(Collected data entries)
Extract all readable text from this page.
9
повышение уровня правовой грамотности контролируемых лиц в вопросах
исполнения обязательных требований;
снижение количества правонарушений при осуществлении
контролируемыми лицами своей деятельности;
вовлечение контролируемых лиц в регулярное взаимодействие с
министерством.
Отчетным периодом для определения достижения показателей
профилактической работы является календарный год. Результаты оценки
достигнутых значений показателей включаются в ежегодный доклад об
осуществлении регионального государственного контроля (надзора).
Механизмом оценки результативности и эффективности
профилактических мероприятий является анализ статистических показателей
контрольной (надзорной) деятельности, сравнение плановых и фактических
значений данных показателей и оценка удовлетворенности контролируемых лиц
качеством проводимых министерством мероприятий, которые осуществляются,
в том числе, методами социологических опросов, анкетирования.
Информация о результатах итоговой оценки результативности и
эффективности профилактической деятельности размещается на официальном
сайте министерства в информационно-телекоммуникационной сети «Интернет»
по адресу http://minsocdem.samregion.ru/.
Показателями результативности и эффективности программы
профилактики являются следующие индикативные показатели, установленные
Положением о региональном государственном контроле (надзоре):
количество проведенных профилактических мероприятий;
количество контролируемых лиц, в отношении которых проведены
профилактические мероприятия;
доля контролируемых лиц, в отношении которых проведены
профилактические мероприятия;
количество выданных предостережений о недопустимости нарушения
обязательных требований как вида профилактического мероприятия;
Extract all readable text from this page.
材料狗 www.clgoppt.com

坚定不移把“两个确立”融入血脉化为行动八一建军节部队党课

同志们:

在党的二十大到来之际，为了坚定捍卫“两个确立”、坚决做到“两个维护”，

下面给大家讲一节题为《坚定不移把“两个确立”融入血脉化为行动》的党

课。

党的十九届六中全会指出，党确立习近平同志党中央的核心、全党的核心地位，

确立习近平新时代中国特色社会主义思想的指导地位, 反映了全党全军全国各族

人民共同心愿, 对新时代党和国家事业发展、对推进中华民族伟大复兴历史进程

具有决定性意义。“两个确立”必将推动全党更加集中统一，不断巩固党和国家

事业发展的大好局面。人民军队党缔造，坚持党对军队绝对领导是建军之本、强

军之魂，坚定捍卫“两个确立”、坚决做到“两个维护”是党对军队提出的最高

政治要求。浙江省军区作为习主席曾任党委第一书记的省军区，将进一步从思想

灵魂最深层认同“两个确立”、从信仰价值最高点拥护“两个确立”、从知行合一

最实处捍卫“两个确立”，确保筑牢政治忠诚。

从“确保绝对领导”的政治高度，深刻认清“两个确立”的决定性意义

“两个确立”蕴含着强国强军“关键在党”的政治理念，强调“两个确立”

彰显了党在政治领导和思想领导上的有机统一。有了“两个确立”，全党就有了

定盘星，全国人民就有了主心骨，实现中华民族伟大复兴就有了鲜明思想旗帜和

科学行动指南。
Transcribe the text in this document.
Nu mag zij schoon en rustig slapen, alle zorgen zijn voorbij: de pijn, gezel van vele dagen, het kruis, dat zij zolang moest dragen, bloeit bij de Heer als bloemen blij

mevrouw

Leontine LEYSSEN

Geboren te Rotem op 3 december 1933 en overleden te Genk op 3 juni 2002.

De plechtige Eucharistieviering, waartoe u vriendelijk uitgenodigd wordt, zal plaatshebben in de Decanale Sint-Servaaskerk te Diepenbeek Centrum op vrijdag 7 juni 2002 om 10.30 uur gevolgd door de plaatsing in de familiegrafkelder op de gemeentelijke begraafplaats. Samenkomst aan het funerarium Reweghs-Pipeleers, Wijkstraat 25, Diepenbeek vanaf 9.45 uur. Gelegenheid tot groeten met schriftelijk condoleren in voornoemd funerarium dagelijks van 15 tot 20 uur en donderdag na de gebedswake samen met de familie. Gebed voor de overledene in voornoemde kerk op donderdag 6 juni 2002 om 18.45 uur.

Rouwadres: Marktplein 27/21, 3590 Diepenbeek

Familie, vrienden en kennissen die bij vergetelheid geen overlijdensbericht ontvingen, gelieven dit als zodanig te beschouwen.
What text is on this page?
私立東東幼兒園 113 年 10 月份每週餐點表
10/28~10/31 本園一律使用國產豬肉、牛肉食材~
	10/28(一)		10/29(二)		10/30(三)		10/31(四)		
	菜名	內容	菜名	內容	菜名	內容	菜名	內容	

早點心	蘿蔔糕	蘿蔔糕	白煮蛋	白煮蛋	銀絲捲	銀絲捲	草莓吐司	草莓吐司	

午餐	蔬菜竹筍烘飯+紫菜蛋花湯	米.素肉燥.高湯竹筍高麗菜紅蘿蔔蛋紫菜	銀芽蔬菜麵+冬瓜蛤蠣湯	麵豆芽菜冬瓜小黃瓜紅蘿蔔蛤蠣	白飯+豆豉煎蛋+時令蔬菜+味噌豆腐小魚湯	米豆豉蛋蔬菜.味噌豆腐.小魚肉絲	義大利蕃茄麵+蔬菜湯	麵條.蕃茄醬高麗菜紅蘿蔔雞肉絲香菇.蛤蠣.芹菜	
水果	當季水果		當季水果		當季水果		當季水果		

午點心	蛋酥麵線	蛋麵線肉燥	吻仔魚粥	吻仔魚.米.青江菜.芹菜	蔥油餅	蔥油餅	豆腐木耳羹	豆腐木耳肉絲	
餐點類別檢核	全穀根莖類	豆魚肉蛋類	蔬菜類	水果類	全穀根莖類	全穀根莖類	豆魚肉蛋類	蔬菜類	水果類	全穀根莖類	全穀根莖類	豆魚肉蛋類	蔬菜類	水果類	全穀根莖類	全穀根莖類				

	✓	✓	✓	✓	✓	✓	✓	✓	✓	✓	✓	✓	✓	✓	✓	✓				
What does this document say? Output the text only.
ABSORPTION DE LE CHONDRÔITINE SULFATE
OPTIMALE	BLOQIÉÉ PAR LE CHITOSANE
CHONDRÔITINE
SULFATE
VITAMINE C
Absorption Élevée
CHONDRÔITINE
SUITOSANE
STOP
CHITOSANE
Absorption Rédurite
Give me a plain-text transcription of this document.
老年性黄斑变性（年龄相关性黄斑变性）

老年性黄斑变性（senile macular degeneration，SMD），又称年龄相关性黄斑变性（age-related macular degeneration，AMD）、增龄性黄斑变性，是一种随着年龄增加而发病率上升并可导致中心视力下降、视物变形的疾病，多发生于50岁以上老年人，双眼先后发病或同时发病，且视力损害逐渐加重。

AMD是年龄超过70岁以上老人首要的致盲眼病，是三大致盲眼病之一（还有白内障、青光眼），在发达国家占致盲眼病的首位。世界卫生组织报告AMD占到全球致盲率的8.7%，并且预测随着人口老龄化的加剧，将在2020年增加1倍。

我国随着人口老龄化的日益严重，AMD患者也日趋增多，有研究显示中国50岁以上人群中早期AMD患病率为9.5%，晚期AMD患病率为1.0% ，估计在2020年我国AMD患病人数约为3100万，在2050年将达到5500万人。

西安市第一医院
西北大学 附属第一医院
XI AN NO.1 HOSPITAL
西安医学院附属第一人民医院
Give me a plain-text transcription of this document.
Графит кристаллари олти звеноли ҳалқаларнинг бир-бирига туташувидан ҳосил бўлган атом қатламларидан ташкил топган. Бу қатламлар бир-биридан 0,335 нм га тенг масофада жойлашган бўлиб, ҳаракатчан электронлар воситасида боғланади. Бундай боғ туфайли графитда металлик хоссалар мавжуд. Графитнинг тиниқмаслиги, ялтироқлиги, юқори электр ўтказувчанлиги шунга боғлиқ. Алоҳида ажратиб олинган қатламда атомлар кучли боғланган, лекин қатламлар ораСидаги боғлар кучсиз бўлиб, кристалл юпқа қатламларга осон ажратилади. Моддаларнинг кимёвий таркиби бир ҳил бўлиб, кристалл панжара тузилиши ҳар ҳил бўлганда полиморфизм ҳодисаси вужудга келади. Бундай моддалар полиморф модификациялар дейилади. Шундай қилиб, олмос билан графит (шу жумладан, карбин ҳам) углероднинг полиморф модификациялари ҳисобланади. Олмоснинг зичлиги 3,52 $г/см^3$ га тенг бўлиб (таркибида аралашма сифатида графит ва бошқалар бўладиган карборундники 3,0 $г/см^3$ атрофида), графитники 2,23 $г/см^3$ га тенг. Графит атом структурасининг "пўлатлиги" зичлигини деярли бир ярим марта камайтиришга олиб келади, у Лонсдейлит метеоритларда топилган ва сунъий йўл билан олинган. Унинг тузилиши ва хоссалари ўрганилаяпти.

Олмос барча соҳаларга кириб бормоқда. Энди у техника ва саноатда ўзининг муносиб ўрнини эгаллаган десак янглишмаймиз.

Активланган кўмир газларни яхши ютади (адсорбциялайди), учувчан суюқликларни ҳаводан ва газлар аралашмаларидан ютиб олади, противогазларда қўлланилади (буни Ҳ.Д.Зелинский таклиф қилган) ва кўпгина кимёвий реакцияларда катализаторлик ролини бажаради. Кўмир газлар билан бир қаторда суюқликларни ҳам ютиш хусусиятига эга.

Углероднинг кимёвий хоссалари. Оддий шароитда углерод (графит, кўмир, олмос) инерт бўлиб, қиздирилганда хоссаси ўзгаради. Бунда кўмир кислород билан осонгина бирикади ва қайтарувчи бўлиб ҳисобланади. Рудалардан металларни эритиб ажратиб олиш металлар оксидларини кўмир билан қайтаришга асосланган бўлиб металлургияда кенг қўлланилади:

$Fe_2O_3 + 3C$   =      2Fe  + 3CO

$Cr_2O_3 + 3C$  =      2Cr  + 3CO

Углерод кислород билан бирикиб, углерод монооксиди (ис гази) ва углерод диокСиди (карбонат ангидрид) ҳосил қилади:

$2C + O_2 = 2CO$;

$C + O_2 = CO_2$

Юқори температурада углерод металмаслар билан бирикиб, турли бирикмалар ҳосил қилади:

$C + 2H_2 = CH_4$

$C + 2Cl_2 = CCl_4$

## What is needed
Return every line above in which the string "CHITOSANE" occurs.

## Response to this exercise
OPTIMALE	BLOQIÉÉ PAR LE CHITOSANE
CHITOSANE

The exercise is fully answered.